-- BEGIN QUOTED TEXT --
What really bothered me reading this, and it's not entirely surprising given his politics, is that Schilling's position still seems to be that the company's failure was driven by politics and government meddling.
posted by MegoSteve at 4:46 AM on July 27, 2012


I am not a gamer, so please bear with me. I know of WoW and Eve, and I seem to remember some Star Wars games that were MMOs, but what are the big successes, and what were the failures in this space?
posted by wenestvedt at 5:33 AM on July 27, 2012


Kenny Powers is a protagonist? This changes everything...
posted by mcstayinskool at 6:07 AM on July 27, 2012 [1 favorite]


There is Red Dead Redemption.

That was the first thing that came to mind for me too, but it's not really a traditional RPG. More of an "open world third person action shooter". GTA in the Old West.
posted by antifuse at 6:16 AM on July 27, 2012


FUCK YOU, ASSHOLE. EGOTIST. FUCK YOU.

This
...again...and again...and again.
posted by incandissonance at 6:46 AM on July 27, 2012


I am not a gamer, so please bear with me. I know of WoW and Eve, and I seem to remember some Star Wars games that were MMOs, but what are the big successes, and what were the failures in this space?
-- END QUOTED TEXT --
-- BEGIN DATA LISTING --
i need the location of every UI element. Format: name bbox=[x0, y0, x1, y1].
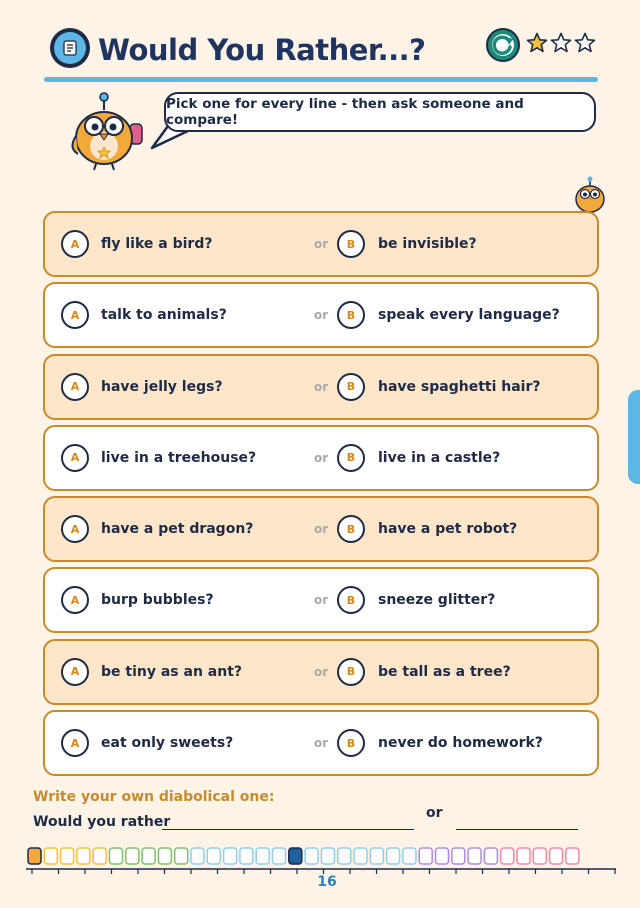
option-a-checkbox[interactable]: A bbox=[61, 301, 89, 329]
progress-slot bbox=[517, 848, 530, 864]
question-row bbox=[43, 425, 599, 491]
small-owl-icon bbox=[570, 176, 610, 214]
option-b-text: be tall as a tree? bbox=[378, 663, 511, 680]
write-own-heading: Write your own diabolical one: bbox=[33, 789, 275, 805]
option-a-text: have jelly legs? bbox=[101, 378, 223, 395]
progress-slot bbox=[142, 848, 155, 864]
option-b-checkbox[interactable]: B bbox=[337, 586, 365, 614]
option-a-text: talk to animals? bbox=[101, 307, 227, 324]
option-a-text: be tiny as an ant? bbox=[101, 663, 243, 680]
option-a-checkbox[interactable]: A bbox=[61, 515, 89, 543]
question-row bbox=[43, 354, 599, 420]
progress-slot bbox=[354, 848, 367, 864]
write-own-or: or bbox=[426, 805, 443, 821]
difficulty-stars bbox=[526, 32, 596, 54]
progress-slot bbox=[175, 848, 188, 864]
page-number: 16 bbox=[317, 874, 337, 890]
title-underline bbox=[44, 77, 598, 82]
progress-slot bbox=[240, 848, 253, 864]
option-b-checkbox[interactable]: B bbox=[337, 373, 365, 401]
option-b-text: speak every language? bbox=[378, 307, 560, 324]
progress-slot bbox=[93, 848, 106, 864]
question-row bbox=[43, 282, 599, 348]
question-list bbox=[43, 211, 599, 781]
option-a-checkbox[interactable]: A bbox=[61, 230, 89, 258]
option-b-text: have a pet robot? bbox=[378, 521, 518, 538]
or-label: or bbox=[314, 593, 329, 608]
question-row bbox=[43, 639, 599, 705]
option-b-checkbox[interactable]: B bbox=[337, 729, 365, 757]
option-a-checkbox[interactable]: A bbox=[61, 444, 89, 472]
page-title: Would You Rather...? bbox=[98, 33, 426, 67]
owl-mascot-icon bbox=[66, 92, 148, 172]
progress-slot bbox=[191, 848, 204, 864]
option-a-checkbox[interactable]: A bbox=[61, 658, 89, 686]
progress-slot bbox=[207, 848, 220, 864]
progress-slot bbox=[419, 848, 432, 864]
progress-slot bbox=[158, 848, 171, 864]
or-label: or bbox=[314, 736, 329, 751]
progress-slot bbox=[501, 848, 514, 864]
option-a-checkbox[interactable]: A bbox=[61, 373, 89, 401]
progress-slot bbox=[484, 848, 497, 864]
option-b-checkbox[interactable]: B bbox=[337, 515, 365, 543]
progress-slot bbox=[387, 848, 400, 864]
progress-current-slot bbox=[289, 848, 302, 864]
or-label: or bbox=[314, 664, 329, 679]
option-b-text: never do homework? bbox=[378, 735, 543, 752]
option-b-checkbox[interactable]: B bbox=[337, 658, 365, 686]
instruction-bubble: Pick one for every line - then ask someone and compare! bbox=[164, 92, 596, 132]
option-b-text: have spaghetti hair? bbox=[378, 378, 541, 395]
progress-slot bbox=[436, 848, 449, 864]
option-a-text: live in a treehouse? bbox=[101, 449, 257, 466]
progress-slot bbox=[321, 848, 334, 864]
question-row bbox=[43, 211, 599, 277]
progress-slot bbox=[224, 848, 237, 864]
progress-slot bbox=[28, 848, 41, 864]
question-row bbox=[43, 567, 599, 633]
refresh-badge-icon bbox=[485, 27, 521, 63]
option-a-text: burp bubbles? bbox=[101, 592, 214, 609]
progress-slot bbox=[533, 848, 546, 864]
or-label: or bbox=[314, 308, 329, 323]
side-tab bbox=[628, 390, 640, 484]
or-label: or bbox=[314, 379, 329, 394]
progress-slot bbox=[273, 848, 286, 864]
progress-slot bbox=[44, 848, 57, 864]
progress-slot bbox=[403, 848, 416, 864]
star-empty-icon bbox=[574, 32, 596, 54]
option-b-text: be invisible? bbox=[378, 236, 477, 252]
progress-slot bbox=[566, 848, 579, 864]
page-header bbox=[48, 26, 600, 76]
option-b-checkbox[interactable]: B bbox=[337, 230, 365, 258]
question-row bbox=[43, 496, 599, 562]
option-b-text: live in a castle? bbox=[378, 449, 501, 466]
star-filled-icon bbox=[526, 32, 548, 54]
progress-slot bbox=[110, 848, 123, 864]
option-a-text: fly like a bird? bbox=[101, 236, 213, 252]
progress-slot bbox=[256, 848, 269, 864]
progress-slot bbox=[305, 848, 318, 864]
write-own-answer-line-a[interactable] bbox=[162, 829, 414, 830]
star-empty-icon bbox=[550, 32, 572, 54]
progress-slot bbox=[468, 848, 481, 864]
write-own-answer-line-b[interactable] bbox=[456, 829, 578, 830]
progress-slot bbox=[550, 848, 563, 864]
option-b-checkbox[interactable]: B bbox=[337, 301, 365, 329]
option-b-checkbox[interactable]: B bbox=[337, 444, 365, 472]
option-a-text: eat only sweets? bbox=[101, 735, 234, 752]
progress-slot bbox=[61, 848, 74, 864]
document-icon bbox=[50, 28, 90, 68]
question-row bbox=[43, 710, 599, 776]
progress-slot bbox=[370, 848, 383, 864]
option-a-checkbox[interactable]: A bbox=[61, 729, 89, 757]
or-label: or bbox=[314, 522, 329, 537]
or-label: or bbox=[314, 237, 329, 251]
write-own-prefix: Would you rather bbox=[33, 814, 171, 830]
option-a-text: have a pet dragon? bbox=[101, 521, 254, 538]
option-a-checkbox[interactable]: A bbox=[61, 586, 89, 614]
progress-slot bbox=[126, 848, 139, 864]
progress-slot bbox=[77, 848, 90, 864]
or-label: or bbox=[314, 450, 329, 465]
option-b-text: sneeze glitter? bbox=[378, 592, 496, 609]
progress-slot bbox=[452, 848, 465, 864]
progress-slot bbox=[338, 848, 351, 864]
-- END DATA LISTING --
**THE TASKS:**
A) Return the part of the comment thread running from "There is Red" to "the Old West.", copied word for word.
B) Answer these questions using the comment thread:
(i) At what time and on what date was the comment by MegoSteve posted?
(ii) Which game does antifuse describe as "GTA in the Old West"?
(iii) Which two games does wenestvedt name as known to them?

**ANSWERS FOR THIS EXERCISE:**
A)
There is Red Dead Redemption.

That was the first thing that came to mind for me too, but it's not really a traditional RPG. More of an "open world third person action shooter". GTA in the Old West.

B)
(i) 4:46 AM on July 27, 2012
(ii) Red Dead Redemption
(iii) WoW and Eve